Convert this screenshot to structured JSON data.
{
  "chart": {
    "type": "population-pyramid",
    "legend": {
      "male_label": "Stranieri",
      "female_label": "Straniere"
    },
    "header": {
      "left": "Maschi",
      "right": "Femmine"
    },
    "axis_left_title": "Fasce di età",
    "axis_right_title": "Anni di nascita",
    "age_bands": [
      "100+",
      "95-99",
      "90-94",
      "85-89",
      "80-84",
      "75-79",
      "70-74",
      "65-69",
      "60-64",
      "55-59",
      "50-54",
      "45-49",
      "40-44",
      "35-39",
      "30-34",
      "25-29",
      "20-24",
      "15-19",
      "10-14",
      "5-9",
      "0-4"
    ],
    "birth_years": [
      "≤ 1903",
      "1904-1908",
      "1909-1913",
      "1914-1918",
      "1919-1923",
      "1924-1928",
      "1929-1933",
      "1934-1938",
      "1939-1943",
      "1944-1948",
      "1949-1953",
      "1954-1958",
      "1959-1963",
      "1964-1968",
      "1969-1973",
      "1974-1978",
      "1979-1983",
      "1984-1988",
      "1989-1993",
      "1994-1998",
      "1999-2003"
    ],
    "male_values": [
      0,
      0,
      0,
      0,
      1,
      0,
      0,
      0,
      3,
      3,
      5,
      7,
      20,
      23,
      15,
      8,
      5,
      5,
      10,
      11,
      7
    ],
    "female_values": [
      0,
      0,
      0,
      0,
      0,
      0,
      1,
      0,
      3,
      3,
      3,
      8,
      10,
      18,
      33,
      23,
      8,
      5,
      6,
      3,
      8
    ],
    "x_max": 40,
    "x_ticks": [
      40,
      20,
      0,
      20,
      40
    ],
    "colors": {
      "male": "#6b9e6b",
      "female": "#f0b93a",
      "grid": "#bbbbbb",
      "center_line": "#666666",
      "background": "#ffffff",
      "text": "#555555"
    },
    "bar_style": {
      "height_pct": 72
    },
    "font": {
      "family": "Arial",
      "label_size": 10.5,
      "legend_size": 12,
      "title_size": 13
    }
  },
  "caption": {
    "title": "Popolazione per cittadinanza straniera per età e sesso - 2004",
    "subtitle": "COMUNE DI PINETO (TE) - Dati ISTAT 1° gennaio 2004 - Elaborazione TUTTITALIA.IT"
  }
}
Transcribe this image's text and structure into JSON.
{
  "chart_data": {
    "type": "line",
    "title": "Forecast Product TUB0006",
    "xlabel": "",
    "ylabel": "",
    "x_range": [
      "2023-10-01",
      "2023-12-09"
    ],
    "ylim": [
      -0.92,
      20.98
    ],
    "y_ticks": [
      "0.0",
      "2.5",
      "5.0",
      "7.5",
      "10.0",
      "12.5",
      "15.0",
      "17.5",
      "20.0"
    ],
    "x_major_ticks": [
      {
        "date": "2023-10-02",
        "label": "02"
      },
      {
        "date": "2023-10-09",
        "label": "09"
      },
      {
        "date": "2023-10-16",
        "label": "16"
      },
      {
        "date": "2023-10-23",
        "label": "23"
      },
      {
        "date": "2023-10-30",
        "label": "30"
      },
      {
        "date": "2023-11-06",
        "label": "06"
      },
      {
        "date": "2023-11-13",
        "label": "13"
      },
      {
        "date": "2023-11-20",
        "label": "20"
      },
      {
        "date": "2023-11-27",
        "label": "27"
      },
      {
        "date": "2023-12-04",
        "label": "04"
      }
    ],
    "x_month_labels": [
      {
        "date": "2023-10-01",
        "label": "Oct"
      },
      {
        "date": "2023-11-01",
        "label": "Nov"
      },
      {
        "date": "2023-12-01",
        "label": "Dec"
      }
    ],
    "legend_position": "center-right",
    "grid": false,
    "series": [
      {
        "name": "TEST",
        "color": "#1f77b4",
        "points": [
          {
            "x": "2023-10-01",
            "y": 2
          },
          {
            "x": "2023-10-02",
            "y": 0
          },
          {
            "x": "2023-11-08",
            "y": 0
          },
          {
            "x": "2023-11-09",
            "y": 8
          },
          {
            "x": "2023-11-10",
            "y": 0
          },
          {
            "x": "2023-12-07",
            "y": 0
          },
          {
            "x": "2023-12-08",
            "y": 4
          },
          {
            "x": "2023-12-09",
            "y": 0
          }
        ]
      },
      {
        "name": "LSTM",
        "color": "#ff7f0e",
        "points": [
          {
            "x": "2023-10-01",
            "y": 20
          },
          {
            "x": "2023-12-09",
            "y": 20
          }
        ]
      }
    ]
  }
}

════════

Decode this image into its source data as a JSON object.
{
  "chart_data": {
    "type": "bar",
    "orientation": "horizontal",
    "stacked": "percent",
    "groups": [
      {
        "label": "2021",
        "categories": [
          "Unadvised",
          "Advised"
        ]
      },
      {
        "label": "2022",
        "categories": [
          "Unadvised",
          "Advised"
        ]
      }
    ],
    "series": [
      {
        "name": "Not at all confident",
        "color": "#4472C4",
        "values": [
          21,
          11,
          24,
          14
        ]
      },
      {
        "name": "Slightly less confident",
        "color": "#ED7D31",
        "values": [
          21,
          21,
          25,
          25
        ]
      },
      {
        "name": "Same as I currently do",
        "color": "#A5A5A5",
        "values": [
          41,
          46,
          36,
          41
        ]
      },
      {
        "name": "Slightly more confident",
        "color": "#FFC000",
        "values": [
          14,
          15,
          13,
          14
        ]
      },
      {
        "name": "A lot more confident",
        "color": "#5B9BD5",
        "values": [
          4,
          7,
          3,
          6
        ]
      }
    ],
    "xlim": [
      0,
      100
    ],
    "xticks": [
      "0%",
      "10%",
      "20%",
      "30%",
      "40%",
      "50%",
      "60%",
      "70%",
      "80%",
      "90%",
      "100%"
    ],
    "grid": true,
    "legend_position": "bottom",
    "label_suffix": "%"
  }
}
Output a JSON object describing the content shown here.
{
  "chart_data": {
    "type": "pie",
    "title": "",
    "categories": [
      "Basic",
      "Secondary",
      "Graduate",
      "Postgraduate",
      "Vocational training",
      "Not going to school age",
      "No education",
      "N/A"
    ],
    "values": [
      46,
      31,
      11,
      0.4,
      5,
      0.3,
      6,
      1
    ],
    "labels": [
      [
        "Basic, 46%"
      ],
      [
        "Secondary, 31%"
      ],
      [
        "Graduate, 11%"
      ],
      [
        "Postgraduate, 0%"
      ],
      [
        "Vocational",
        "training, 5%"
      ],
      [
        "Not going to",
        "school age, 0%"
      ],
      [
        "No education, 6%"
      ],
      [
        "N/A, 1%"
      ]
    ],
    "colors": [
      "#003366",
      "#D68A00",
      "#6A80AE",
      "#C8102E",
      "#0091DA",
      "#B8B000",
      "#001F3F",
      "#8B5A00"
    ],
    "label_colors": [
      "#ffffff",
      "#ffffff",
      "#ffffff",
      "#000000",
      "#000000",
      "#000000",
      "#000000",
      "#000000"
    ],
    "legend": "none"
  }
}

════════

● Description of the task: Show every line that contains the word "object".

● Written answer:
Decode this image into its source data as a JSON object.
Output a JSON object describing the content shown here.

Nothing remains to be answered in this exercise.